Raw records
--------------------------------------------------

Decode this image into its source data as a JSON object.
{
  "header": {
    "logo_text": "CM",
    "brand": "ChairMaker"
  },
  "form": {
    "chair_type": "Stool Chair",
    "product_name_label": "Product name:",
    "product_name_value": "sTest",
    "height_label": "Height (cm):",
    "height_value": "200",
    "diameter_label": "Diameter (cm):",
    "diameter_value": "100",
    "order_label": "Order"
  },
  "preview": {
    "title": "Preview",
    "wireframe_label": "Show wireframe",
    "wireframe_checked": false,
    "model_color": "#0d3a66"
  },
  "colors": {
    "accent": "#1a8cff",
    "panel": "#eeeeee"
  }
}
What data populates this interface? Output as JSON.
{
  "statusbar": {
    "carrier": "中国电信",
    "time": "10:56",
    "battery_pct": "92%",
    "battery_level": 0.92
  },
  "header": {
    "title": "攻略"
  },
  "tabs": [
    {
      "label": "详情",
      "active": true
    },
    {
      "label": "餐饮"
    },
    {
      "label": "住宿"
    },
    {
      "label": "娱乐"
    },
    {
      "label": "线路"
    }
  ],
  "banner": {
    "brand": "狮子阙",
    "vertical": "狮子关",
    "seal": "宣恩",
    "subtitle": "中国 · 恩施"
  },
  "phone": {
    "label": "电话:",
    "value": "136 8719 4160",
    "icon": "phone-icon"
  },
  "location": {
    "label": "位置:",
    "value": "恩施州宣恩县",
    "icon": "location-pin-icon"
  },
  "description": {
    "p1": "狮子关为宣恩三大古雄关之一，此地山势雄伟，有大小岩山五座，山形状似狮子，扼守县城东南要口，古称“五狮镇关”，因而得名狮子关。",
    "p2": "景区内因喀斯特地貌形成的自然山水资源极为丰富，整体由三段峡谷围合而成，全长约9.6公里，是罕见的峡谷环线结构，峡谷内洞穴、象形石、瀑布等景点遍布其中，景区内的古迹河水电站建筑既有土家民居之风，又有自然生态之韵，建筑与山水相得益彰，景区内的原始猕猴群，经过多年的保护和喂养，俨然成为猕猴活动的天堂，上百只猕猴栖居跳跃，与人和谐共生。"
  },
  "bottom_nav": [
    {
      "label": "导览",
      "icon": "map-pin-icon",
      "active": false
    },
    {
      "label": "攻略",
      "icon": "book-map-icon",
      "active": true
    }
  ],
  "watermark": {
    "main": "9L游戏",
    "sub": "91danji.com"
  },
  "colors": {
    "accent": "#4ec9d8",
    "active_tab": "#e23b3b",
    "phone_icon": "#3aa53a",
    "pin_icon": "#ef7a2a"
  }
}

--------------------------------------------------

[BRIEF]: Exactly as written above, please repeat the entries.

[ANSWER TO THIS TASK]:
Decode this image into its source data as a JSON object.
{
  "header": {
    "logo_text": "CM",
    "brand": "ChairMaker"
  },
  "form": {
    "chair_type": "Stool Chair",
    "product_name_label": "Product name:",
    "product_name_value": "sTest",
    "height_label": "Height (cm):",
    "height_value": "200",
    "diameter_label": "Diameter (cm):",
    "diameter_value": "100",
    "order_label": "Order"
  },
  "preview": {
    "title": "Preview",
    "wireframe_label": "Show wireframe",
    "wireframe_checked": false,
    "model_color": "#0d3a66"
  },
  "colors": {
    "accent": "#1a8cff",
    "panel": "#eeeeee"
  }
}
What data populates this interface? Output as JSON.
{
  "statusbar": {
    "carrier": "中国电信",
    "time": "10:56",
    "battery_pct": "92%",
    "battery_level": 0.92
  },
  "header": {
    "title": "攻略"
  },
  "tabs": [
    {
      "label": "详情",
      "active": true
    },
    {
      "label": "餐饮"
    },
    {
      "label": "住宿"
    },
    {
      "label": "娱乐"
    },
    {
      "label": "线路"
    }
  ],
  "banner": {
    "brand": "狮子阙",
    "vertical": "狮子关",
    "seal": "宣恩",
    "subtitle": "中国 · 恩施"
  },
  "phone": {
    "label": "电话:",
    "value": "136 8719 4160",
    "icon": "phone-icon"
  },
  "location": {
    "label": "位置:",
    "value": "恩施州宣恩县",
    "icon": "location-pin-icon"
  },
  "description": {
    "p1": "狮子关为宣恩三大古雄关之一，此地山势雄伟，有大小岩山五座，山形状似狮子，扼守县城东南要口，古称“五狮镇关”，因而得名狮子关。",
    "p2": "景区内因喀斯特地貌形成的自然山水资源极为丰富，整体由三段峡谷围合而成，全长约9.6公里，是罕见的峡谷环线结构，峡谷内洞穴、象形石、瀑布等景点遍布其中，景区内的古迹河水电站建筑既有土家民居之风，又有自然生态之韵，建筑与山水相得益彰，景区内的原始猕猴群，经过多年的保护和喂养，俨然成为猕猴活动的天堂，上百只猕猴栖居跳跃，与人和谐共生。"
  },
  "bottom_nav": [
    {
      "label": "导览",
      "icon": "map-pin-icon",
      "active": false
    },
    {
      "label": "攻略",
      "icon": "book-map-icon",
      "active": true
    }
  ],
  "watermark": {
    "main": "9L游戏",
    "sub": "91danji.com"
  },
  "colors": {
    "accent": "#4ec9d8",
    "active_tab": "#e23b3b",
    "phone_icon": "#3aa53a",
    "pin_icon": "#ef7a2a"
  }
}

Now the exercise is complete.